EXERCISE BRIEF - Take the part of the items that opens with the line containing "desc 2: (16+" and closes with the line containing "desc 9: If you". Swap "icon" for "symbol" there, and return only those lines with nothing else changed.

STORED ROWS -

□ □ □ □ □ □ □

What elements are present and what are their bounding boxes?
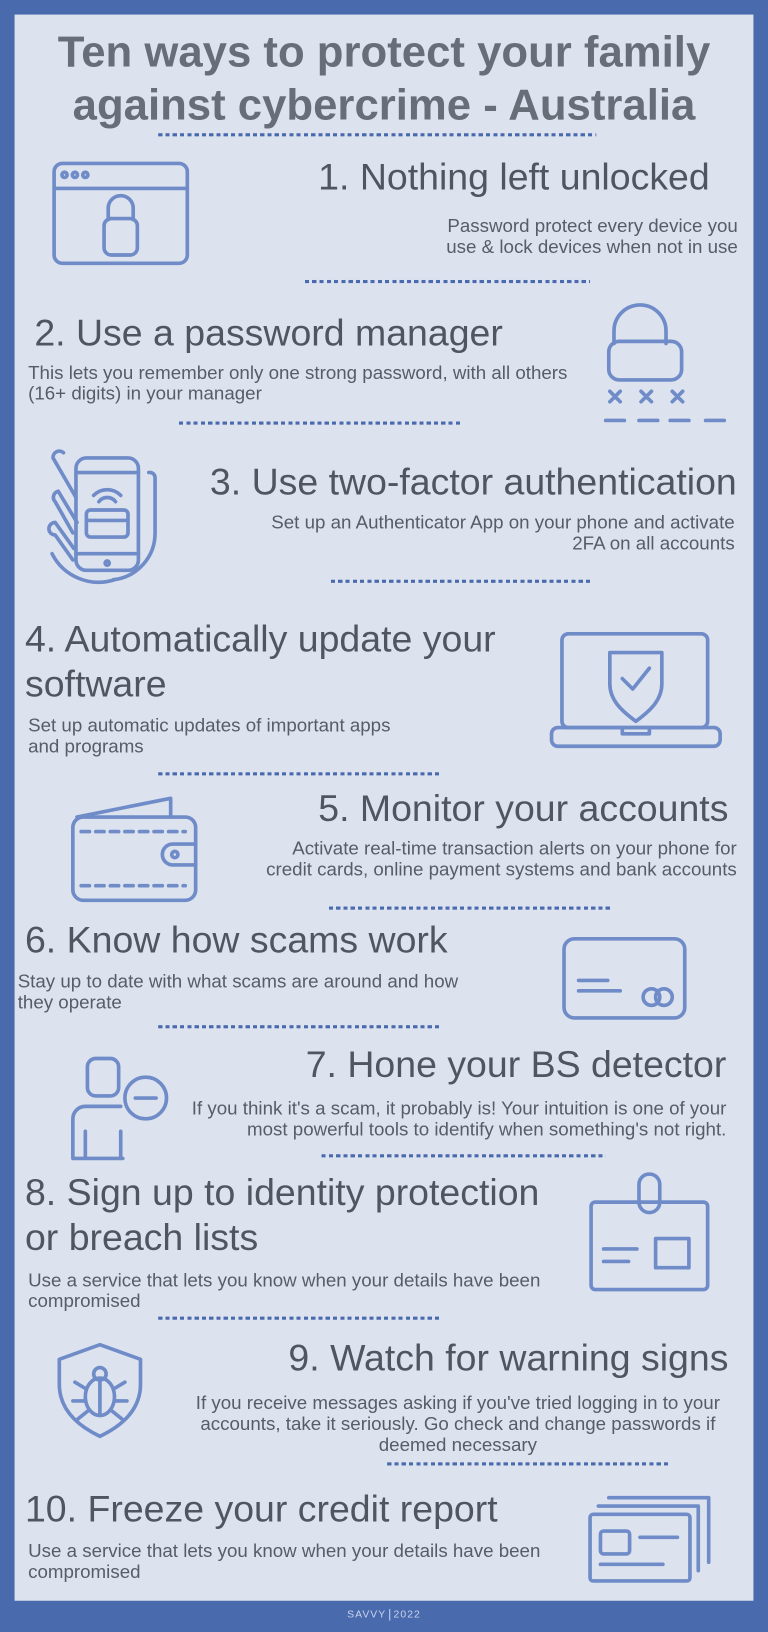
desc 2: (16+ digits) in your manager xyxy=(28,383,262,404)
icon: hand holding phone xyxy=(47,449,157,584)
desc 5 xyxy=(266,838,737,880)
heading 7: 7. Hone your BS detector xyxy=(306,1043,726,1086)
icon: browser lock xyxy=(52,162,190,266)
desc 3: 2FA on all accounts xyxy=(572,533,735,554)
desc 9: If you receive messages asking if you've tried logging in to your xyxy=(196,1393,720,1413)
desc 1: use & lock devices when not in use xyxy=(446,236,738,257)
desc 9 xyxy=(196,1393,720,1455)
desc 6: Stay up to date with what scams are around and how xyxy=(18,971,458,992)
desc 10: compromised xyxy=(28,1561,141,1582)
icon: wallet xyxy=(71,796,198,902)
desc 7: If you think it's a scam, it probably is! Your intuition is one of your xyxy=(192,1098,726,1119)
heading 2: 2. Use a password manager xyxy=(34,311,503,354)
desc 7: most powerful tools to identify when something's not right. xyxy=(247,1119,726,1140)
desc 1: Password protect every device you xyxy=(447,215,738,236)
icon: ID badge xyxy=(589,1172,710,1292)
desc 6: they operate xyxy=(18,992,122,1013)
desc 1 xyxy=(446,215,738,257)
icon: person minus xyxy=(71,1056,168,1160)
heading 4: software xyxy=(25,662,167,705)
desc 3 xyxy=(271,512,735,554)
desc 8: compromised xyxy=(28,1291,141,1311)
desc 4: and programs xyxy=(28,736,144,757)
desc 9: deemed necessary xyxy=(379,1434,537,1455)
desc 5: credit cards, online payment systems and bank accounts xyxy=(266,859,737,879)
desc 2: This lets you remember only one strong password, with all others xyxy=(28,362,567,383)
footer: SAVVY 2022 xyxy=(347,1609,421,1621)
title: Ten ways to protect your family xyxy=(58,27,710,76)
desc 4 xyxy=(28,715,390,757)
icon: card xyxy=(562,937,687,1020)
heading 6: 6. Know how scams work xyxy=(25,918,448,961)
desc 9: accounts, take it seriously. Go check and change passwords if xyxy=(200,1413,715,1434)
desc 4: Set up automatic updates of important apps xyxy=(28,715,390,736)
heading 3: 3. Use two-factor authentication xyxy=(210,460,737,503)
desc 10: Use a service that lets you know when your details have been xyxy=(28,1540,540,1561)
heading 4: 4. Automatically update your xyxy=(25,617,496,660)
desc 6 xyxy=(18,971,458,1013)
heading 10: 10. Freeze your credit report xyxy=(25,1487,498,1530)
heading 4 xyxy=(25,617,496,705)
heading 8 xyxy=(25,1171,539,1258)
desc 3: Set up an Authenticator App on your phone and activate xyxy=(271,512,735,533)
desc 8 xyxy=(28,1270,540,1311)
icon: shield bug xyxy=(58,1342,142,1438)
heading 1: 1. Nothing left unlocked xyxy=(318,155,710,198)
icon: stacked cards xyxy=(588,1496,710,1583)
heading 9: 9. Watch for warning signs xyxy=(288,1336,728,1379)
icon: padlock with password xyxy=(604,303,726,422)
title xyxy=(58,27,710,129)
title: against cybercrime - Australia xyxy=(73,80,695,129)
desc 5: Activate real-time transaction alerts on your phone for xyxy=(292,838,737,859)
desc 10 xyxy=(28,1540,540,1582)
heading 5: 5. Monitor your accounts xyxy=(318,787,728,830)
desc 8: Use a service that lets you know when your details have been xyxy=(28,1270,540,1291)
desc 2 xyxy=(28,362,567,404)
icon: laptop shield xyxy=(550,632,722,748)
heading 8: or breach lists xyxy=(25,1216,258,1258)
desc 7 xyxy=(192,1098,726,1140)
heading 8: 8. Sign up to identity protection xyxy=(25,1171,539,1214)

□ □ □ □ □ □ □

COMPLETE RESPONSE -
desc 2: (16+ digits) in your manager xyxy=(28,383,262,404)
symbol: hand holding phone xyxy=(47,449,157,584)
desc 5 xyxy=(266,838,737,880)
heading 7: 7. Hone your BS detector xyxy=(306,1043,726,1086)
symbol: browser lock xyxy=(52,162,190,266)
desc 3: 2FA on all accounts xyxy=(572,533,735,554)
desc 9: If you receive messages asking if you've tried logging in to your xyxy=(196,1393,720,1413)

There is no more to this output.